説明

大容量泡放射システム用泡消火薬剤

【課題】1容量%まで希釈しても十分な消火性能を有するとともに、海水によって希釈しても十分な消火性能を発揮し、利用空間が非常に限定される船又は油田プラットフォームにおける火災の消火に特に有用な大容量泡放射システム用泡消火薬剤を提供する。
【解決手段】フッ素系界面活性剤(A)、炭素原子数7〜12のアルキル鎖を有する両性界面活性剤(B)、多糖類(C)、水溶性高分子化合物(D)及びグリコールエーテル系溶剤(E)の各成分を含有する大容量泡放射システム用泡消火薬剤であって、前記成分(A)〜(E)の合計量を100質量%とした場合、成分(A)を25〜45質量%、成分(B)を6〜25質量%、成分(C)を1.5〜8質量%、成分(D)を0.1〜1.5質量%及び成分(E)を30〜50質量%の割合で含有することを特徴とする大容量泡放射システム用泡消火薬剤。

【発明の詳細な説明】
【技術分野】
【0001】
本発明は、大容量泡放射システム用泡消火薬剤に関し、詳しくは、一般建物火災、都市や市街地火災、各種液状危険物火災、危険物設備火災、自動車火災、トンネル火災、航空機火災、地下駐車場火災、地下街火災等の各種火災の消火に用いられる大容量泡放射システム用泡消火薬剤に関する。
【背景技術】
【0002】
従来、水に希釈して適用する消火薬剤としては、噴霧やミストの形態で用いられる「強化液」と称される消火薬剤や、泡の形態で用いる「泡消火薬剤」と称される消火剤が広く使用されている。
強化液は、防炎剤、酸化防止剤、合成界面活性剤、付着剤等を主成分とし、一般建物火災や、一部の液体危険物火災に使用されている。
【0003】
一方、泡消火薬剤としては、合成界面活性剤を主成分とする「合成界面活性剤泡消火薬剤」、牛のヒズメや血液等の動物性蛋白質を加水分解した物を主成分とする「蛋白泡消火薬剤」、フッ素系合成界面活性剤を主成分とする「水成膜泡消火薬剤」などが開発されている。

* データの内容 *

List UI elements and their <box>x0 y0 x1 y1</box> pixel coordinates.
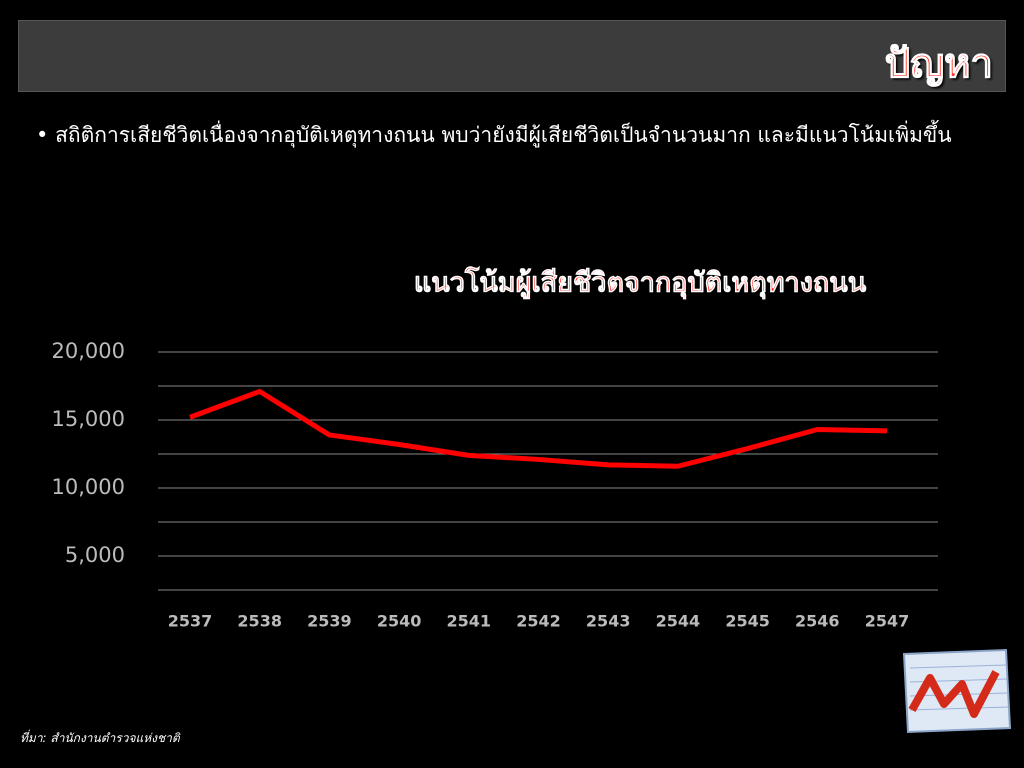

* 課題の目標 *
泡消火薬剤についての文章を、最後の文に続けて書き進めてください。 上記の行は、文章とは関係がありません。

* この課題の解答 *
さらに、近年、フッ素系界面活性剤を主成分とする泡消火薬剤に、水溶性又は水分散性の高分子を添加した「水溶性高分子添加型フッ素系泡消火薬剤」や「フッ素系合成界面活性剤添加型蛋白泡消火薬剤」が開発されている。これらの泡消火薬剤は、対象となる危険物の種類、泡消火薬剤の製品寿命、高発泡や低発泡等のアプリケーションシステムの種類、火災リスクに対する経済的な効果等、又は、各種泡消火薬剤の特質に応じて使い分けられてきた。
【0004】
ところが、近年、続けて発生した浮き屋根式タンクの全面火災や大型化学品製造工場の全面火災にあっては、消火が困難を極め、実質的に危険物が燃え尽きる段階の寸前で、ようやく消火できた状況である。このような状況は、社会的にも大きな波紋を及ぼしている。
このような状況の中、消火用資機材、消火戦術や消火訓練、消火体制等の見直しが叫ばれる一方、各種消火薬剤の用途において、それぞれの消火薬剤の消火性能をより一層向上させることが急務であることが叫ばれるに至った。特に消火薬剤の消火性能の向上は、危険物施設を有する企業、公設消防組織、地方自治体等から強く望まれている。
【0005】
また、実際の火災の状況をより忠実に再現することを目指して、国際標準化機構(ISO)−7203や消防庁告示第二号などの大容量泡放水砲用消火薬剤の基準に定められているように、ノズルから消火薬剤の泡を空中に放射して、1m前後の高さからオイルパンの中央部に突入するフォースフルと呼ばれる、より厳しい評価方法が開示され、この評価方法が主流となっている。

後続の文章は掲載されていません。